● **What is asked**: Write the data out again in full, with no departure from the original.

● **Data to process**:
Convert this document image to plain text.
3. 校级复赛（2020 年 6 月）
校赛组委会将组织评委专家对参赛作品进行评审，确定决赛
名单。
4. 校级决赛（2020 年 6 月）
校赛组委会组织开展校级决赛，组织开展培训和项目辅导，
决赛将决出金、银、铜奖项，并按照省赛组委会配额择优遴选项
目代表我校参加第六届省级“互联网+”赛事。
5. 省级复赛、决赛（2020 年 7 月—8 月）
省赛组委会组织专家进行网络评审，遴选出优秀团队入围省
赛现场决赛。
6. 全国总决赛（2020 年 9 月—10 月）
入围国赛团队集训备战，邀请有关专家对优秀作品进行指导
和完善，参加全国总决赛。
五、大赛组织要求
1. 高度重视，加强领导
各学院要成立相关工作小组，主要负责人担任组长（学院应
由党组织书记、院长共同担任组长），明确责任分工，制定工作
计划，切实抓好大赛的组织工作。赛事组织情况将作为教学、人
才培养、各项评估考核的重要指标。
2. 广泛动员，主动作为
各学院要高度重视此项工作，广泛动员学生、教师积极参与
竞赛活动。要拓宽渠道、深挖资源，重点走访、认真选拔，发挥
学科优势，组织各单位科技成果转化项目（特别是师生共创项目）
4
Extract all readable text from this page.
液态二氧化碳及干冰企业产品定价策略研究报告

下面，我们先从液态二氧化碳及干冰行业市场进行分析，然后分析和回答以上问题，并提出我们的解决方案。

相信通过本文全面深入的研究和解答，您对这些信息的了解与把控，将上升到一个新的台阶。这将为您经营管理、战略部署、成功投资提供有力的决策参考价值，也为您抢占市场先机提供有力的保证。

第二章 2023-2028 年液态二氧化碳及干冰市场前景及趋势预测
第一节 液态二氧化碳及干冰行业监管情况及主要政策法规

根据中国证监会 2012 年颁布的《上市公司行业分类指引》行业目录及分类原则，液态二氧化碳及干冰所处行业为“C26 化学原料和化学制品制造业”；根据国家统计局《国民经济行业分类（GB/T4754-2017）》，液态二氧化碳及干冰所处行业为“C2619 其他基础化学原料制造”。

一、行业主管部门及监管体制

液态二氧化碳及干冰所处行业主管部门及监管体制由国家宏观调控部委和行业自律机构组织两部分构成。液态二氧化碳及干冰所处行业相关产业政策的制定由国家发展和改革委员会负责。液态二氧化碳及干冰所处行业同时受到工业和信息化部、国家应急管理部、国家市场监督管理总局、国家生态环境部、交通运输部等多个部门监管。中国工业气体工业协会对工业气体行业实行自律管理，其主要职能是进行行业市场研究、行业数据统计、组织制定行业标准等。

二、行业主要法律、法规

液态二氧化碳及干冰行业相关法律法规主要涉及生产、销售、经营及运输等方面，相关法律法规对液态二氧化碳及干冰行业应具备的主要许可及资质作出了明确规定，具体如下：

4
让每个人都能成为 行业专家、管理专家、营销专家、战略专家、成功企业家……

● **Correct response**:
Convert this document image to plain text.
3. 校级复赛（2020 年 6 月）
校赛组委会将组织评委专家对参赛作品进行评审，确定决赛
名单。
4. 校级决赛（2020 年 6 月）
校赛组委会组织开展校级决赛，组织开展培训和项目辅导，
决赛将决出金、银、铜奖项，并按照省赛组委会配额择优遴选项
目代表我校参加第六届省级“互联网+”赛事。
5. 省级复赛、决赛（2020 年 7 月—8 月）
省赛组委会组织专家进行网络评审，遴选出优秀团队入围省
赛现场决赛。
6. 全国总决赛（2020 年 9 月—10 月）
入围国赛团队集训备战，邀请有关专家对优秀作品进行指导
和完善，参加全国总决赛。
五、大赛组织要求
1. 高度重视，加强领导
各学院要成立相关工作小组，主要负责人担任组长（学院应
由党组织书记、院长共同担任组长），明确责任分工，制定工作
计划，切实抓好大赛的组织工作。赛事组织情况将作为教学、人
才培养、各项评估考核的重要指标。
2. 广泛动员，主动作为
各学院要高度重视此项工作，广泛动员学生、教师积极参与
竞赛活动。要拓宽渠道、深挖资源，重点走访、认真选拔，发挥
学科优势，组织各单位科技成果转化项目（特别是师生共创项目）
4
Extract all readable text from this page.
液态二氧化碳及干冰企业产品定价策略研究报告

下面，我们先从液态二氧化碳及干冰行业市场进行分析，然后分析和回答以上问题，并提出我们的解决方案。

相信通过本文全面深入的研究和解答，您对这些信息的了解与把控，将上升到一个新的台阶。这将为您经营管理、战略部署、成功投资提供有力的决策参考价值，也为您抢占市场先机提供有力的保证。

第二章 2023-2028 年液态二氧化碳及干冰市场前景及趋势预测
第一节 液态二氧化碳及干冰行业监管情况及主要政策法规

根据中国证监会 2012 年颁布的《上市公司行业分类指引》行业目录及分类原则，液态二氧化碳及干冰所处行业为“C26 化学原料和化学制品制造业”；根据国家统计局《国民经济行业分类（GB/T4754-2017）》，液态二氧化碳及干冰所处行业为“C2619 其他基础化学原料制造”。

一、行业主管部门及监管体制

液态二氧化碳及干冰所处行业主管部门及监管体制由国家宏观调控部委和行业自律机构组织两部分构成。液态二氧化碳及干冰所处行业相关产业政策的制定由国家发展和改革委员会负责。液态二氧化碳及干冰所处行业同时受到工业和信息化部、国家应急管理部、国家市场监督管理总局、国家生态环境部、交通运输部等多个部门监管。中国工业气体工业协会对工业气体行业实行自律管理，其主要职能是进行行业市场研究、行业数据统计、组织制定行业标准等。

二、行业主要法律、法规

液态二氧化碳及干冰行业相关法律法规主要涉及生产、销售、经营及运输等方面，相关法律法规对液态二氧化碳及干冰行业应具备的主要许可及资质作出了明确规定，具体如下：

4
让每个人都能成为 行业专家、管理专家、营销专家、战略专家、成功企业家……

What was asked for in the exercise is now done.